#### Problems to solve
A) In the urban systemic health text, which commission's 2023 key message is quoted?
B) Can you carry the urban systemic health text forward from its final sentence?

#### Text section

When urban complexity increases without building the systemic health capacity of cities, health costs (HC) overtake health benefits (HB), the system becomes less resilient and increasingly rigid, e.g., by overregulation and excessive bureaucracy. Institutions hinder innovation and actors seek opportunities elsewhere. Actors seek new favourable conditions, cities need to transform, old systems collapses by default if innovating become too expensive.

In a nutshell: knowledge of the systemic health of cities is the precondition for policies and actions that create health co-benefits for people and the planet

Systems approaches are needed

Achieving human and planetary health goals simultaneously requires taking a systems approach. For example, to achieve the goals of the Paris Climate Agreement and to reduce future risks from climate change, requires a focus on cities and knowledge of the systemic health capacity of cities, in order to identify suitable, co-benefit creating policies.

A key message of the LANCET Pathfinder commission 2023 is:

“Systems approaches are needed; achievement of transformative change across sectors to achieve improved health equity at net-zero greenhouse gas emissions requires systems approaches that integrate adaptation and mitigation and address underlying structures driving inequity and rising greenhouse gas emissions. Examples of implemented and evaluated transformative action are urgently needed to inspire and inform change.”

The systemic health of cities is not just about the health of people that happen to live in cities.

Urban systemic health is about the immunocompetence of cities - their ability to self-organise, self-create (autopoiesis), respond and adapt to changes (resilience) in order to keep the city liveable, thriving, and healthy and creating co-benefits for people’s and planetary health.

Urban Systemic Health

The urban immunocompetence is based on the ability of a complex system to self-organise, respond to change and adapt.

#### Data segment
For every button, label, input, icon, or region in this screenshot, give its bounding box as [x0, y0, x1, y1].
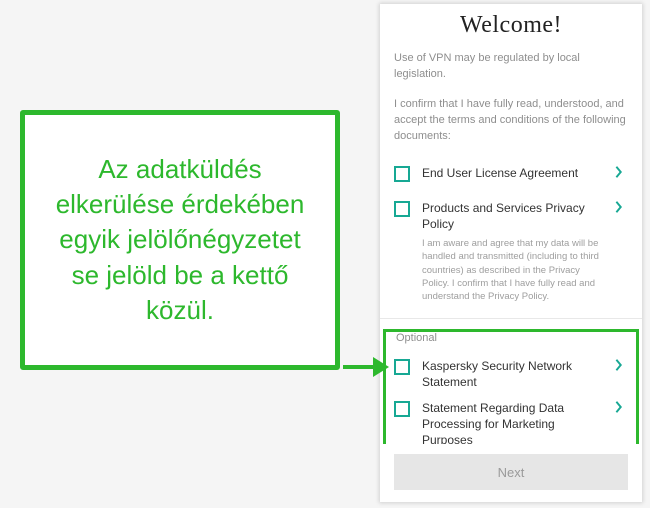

#### Response list
A) The LANCET Pathfinder commission.

B)
The sustainable development dilemma is a result of trying to ‘create more with less’, without understanding the complexity. The naive idea was that economic growth must be decoupled from environmental degradation and pollution in an ever accelerating race for efficiency enhancing innovations. That is naive because it only works in very specific urban complexity conditions.

The attempt to improve human health and wellbeing in cities becomes flawed when the health costs of doing so outweigh the benefits - even and especially when those costs are externalised. The sustainable development dilemma is then created due to negligence and ignorance of the systemic health capacity of cities.

The conventional development model only works well during certain stages of urban complexity development. After that, progress measures must be adjusted to what we value. If not, social and environmental externalities (costs) are created that harm people and the planet. It becomes too expensive to be poor and unhealthy.

Discovering and tapping into the systemic health capacity of cities can unleash enormous potentials for sustainable development. By discovering synergies, co-benefits and the connective intelligence of cities, renewable potentials of cities can be unleashed that make them thrive.